> _Records provided_:
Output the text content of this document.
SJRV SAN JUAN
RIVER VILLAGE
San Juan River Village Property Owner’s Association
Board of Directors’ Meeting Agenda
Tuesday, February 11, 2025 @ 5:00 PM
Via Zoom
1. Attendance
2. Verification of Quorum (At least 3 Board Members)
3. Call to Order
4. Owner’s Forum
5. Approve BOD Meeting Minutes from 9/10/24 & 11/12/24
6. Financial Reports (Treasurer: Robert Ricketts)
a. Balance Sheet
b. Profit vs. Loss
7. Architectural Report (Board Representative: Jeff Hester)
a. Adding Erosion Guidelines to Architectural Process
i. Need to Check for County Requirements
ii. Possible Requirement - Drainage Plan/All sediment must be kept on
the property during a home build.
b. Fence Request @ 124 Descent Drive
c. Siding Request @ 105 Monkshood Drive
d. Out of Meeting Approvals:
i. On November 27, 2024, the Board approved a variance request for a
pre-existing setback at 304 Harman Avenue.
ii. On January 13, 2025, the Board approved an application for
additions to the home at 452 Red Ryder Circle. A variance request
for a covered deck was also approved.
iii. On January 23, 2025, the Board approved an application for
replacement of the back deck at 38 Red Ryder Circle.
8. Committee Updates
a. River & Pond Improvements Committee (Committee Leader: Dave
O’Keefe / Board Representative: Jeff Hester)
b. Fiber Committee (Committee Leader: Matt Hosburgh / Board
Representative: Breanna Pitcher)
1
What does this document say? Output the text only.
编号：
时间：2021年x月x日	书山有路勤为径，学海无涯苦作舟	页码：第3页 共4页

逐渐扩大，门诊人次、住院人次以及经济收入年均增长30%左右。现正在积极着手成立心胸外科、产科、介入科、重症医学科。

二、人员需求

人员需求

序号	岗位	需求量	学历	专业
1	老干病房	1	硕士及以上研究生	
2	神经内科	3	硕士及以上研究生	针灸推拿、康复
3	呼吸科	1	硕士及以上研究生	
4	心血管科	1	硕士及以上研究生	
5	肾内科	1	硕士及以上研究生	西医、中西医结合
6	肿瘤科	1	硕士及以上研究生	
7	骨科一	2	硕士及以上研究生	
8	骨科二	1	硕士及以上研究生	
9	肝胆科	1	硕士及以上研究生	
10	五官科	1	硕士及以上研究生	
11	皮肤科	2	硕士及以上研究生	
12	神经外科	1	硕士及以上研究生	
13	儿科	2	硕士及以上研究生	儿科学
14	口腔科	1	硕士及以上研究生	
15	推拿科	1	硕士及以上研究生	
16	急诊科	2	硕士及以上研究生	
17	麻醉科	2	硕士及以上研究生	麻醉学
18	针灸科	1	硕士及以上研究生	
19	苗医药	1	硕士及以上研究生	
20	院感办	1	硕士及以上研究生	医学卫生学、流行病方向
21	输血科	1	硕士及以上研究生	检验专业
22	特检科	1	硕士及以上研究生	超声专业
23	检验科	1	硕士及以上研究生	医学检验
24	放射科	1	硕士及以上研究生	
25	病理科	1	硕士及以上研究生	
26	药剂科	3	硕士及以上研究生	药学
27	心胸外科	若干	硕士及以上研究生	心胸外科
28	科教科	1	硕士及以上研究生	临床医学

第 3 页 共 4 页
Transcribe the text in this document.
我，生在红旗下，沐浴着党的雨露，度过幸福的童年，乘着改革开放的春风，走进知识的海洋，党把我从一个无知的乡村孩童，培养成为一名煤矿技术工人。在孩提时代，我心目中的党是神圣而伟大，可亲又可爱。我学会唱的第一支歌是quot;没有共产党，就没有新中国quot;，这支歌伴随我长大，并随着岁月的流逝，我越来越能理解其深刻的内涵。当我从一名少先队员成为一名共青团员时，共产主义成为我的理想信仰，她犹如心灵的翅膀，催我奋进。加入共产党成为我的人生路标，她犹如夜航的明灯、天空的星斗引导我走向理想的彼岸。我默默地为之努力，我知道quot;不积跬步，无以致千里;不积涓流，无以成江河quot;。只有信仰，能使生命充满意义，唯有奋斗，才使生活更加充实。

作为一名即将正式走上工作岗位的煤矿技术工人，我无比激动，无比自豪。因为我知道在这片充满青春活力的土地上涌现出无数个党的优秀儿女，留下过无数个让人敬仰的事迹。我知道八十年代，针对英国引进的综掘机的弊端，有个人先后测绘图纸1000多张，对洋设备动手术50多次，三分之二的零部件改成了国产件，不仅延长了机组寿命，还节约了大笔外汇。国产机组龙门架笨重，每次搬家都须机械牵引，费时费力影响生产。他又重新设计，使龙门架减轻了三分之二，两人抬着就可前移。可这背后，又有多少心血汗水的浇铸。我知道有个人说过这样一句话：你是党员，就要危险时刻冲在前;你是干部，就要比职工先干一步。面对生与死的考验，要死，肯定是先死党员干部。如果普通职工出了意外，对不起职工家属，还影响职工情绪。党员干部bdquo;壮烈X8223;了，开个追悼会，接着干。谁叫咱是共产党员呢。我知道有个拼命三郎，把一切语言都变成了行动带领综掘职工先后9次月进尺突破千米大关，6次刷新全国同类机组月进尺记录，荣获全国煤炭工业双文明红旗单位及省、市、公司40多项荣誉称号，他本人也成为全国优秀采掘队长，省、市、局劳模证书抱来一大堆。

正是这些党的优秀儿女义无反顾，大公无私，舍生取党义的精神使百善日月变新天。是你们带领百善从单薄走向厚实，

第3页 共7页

> _Stated problem_:
Return the lines above, from the one containing "Transcribe the text in this document." to the end, exactly as they stand.

> _Written answer_:
Transcribe the text in this document.
我，生在红旗下，沐浴着党的雨露，度过幸福的童年，乘着改革开放的春风，走进知识的海洋，党把我从一个无知的乡村孩童，培养成为一名煤矿技术工人。在孩提时代，我心目中的党是神圣而伟大，可亲又可爱。我学会唱的第一支歌是quot;没有共产党，就没有新中国quot;，这支歌伴随我长大，并随着岁月的流逝，我越来越能理解其深刻的内涵。当我从一名少先队员成为一名共青团员时，共产主义成为我的理想信仰，她犹如心灵的翅膀，催我奋进。加入共产党成为我的人生路标，她犹如夜航的明灯、天空的星斗引导我走向理想的彼岸。我默默地为之努力，我知道quot;不积跬步，无以致千里;不积涓流，无以成江河quot;。只有信仰，能使生命充满意义，唯有奋斗，才使生活更加充实。

作为一名即将正式走上工作岗位的煤矿技术工人，我无比激动，无比自豪。因为我知道在这片充满青春活力的土地上涌现出无数个党的优秀儿女，留下过无数个让人敬仰的事迹。我知道八十年代，针对英国引进的综掘机的弊端，有个人先后测绘图纸1000多张，对洋设备动手术50多次，三分之二的零部件改成了国产件，不仅延长了机组寿命，还节约了大笔外汇。国产机组龙门架笨重，每次搬家都须机械牵引，费时费力影响生产。他又重新设计，使龙门架减轻了三分之二，两人抬着就可前移。可这背后，又有多少心血汗水的浇铸。我知道有个人说过这样一句话：你是党员，就要危险时刻冲在前;你是干部，就要比职工先干一步。面对生与死的考验，要死，肯定是先死党员干部。如果普通职工出了意外，对不起职工家属，还影响职工情绪。党员干部bdquo;壮烈X8223;了，开个追悼会，接着干。谁叫咱是共产党员呢。我知道有个拼命三郎，把一切语言都变成了行动带领综掘职工先后9次月进尺突破千米大关，6次刷新全国同类机组月进尺记录，荣获全国煤炭工业双文明红旗单位及省、市、公司40多项荣誉称号，他本人也成为全国优秀采掘队长，省、市、局劳模证书抱来一大堆。

正是这些党的优秀儿女义无反顾，大公无私，舍生取党义的精神使百善日月变新天。是你们带领百善从单薄走向厚实，

第3页 共7页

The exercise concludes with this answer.